■ DIRECTIVE:
All entries are to be given again verbatim.

───── DATASET ENTRIES ─────

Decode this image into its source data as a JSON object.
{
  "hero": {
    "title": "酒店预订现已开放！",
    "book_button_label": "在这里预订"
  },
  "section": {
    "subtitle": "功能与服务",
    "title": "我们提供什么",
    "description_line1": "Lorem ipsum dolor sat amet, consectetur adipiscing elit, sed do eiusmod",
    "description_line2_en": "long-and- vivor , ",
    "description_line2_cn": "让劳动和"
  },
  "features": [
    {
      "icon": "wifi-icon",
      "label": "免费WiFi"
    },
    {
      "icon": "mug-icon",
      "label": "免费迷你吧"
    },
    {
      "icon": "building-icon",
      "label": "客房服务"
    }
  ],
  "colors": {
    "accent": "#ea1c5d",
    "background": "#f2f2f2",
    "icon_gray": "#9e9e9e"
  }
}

─────

■ TASK ANSWER:
Decode this image into its source data as a JSON object.
{
  "hero": {
    "title": "酒店预订现已开放！",
    "book_button_label": "在这里预订"
  },
  "section": {
    "subtitle": "功能与服务",
    "title": "我们提供什么",
    "description_line1": "Lorem ipsum dolor sat amet, consectetur adipiscing elit, sed do eiusmod",
    "description_line2_en": "long-and- vivor , ",
    "description_line2_cn": "让劳动和"
  },
  "features": [
    {
      "icon": "wifi-icon",
      "label": "免费WiFi"
    },
    {
      "icon": "mug-icon",
      "label": "免费迷你吧"
    },
    {
      "icon": "building-icon",
      "label": "客房服务"
    }
  ],
  "colors": {
    "accent": "#ea1c5d",
    "background": "#f2f2f2",
    "icon_gray": "#9e9e9e"
  }
}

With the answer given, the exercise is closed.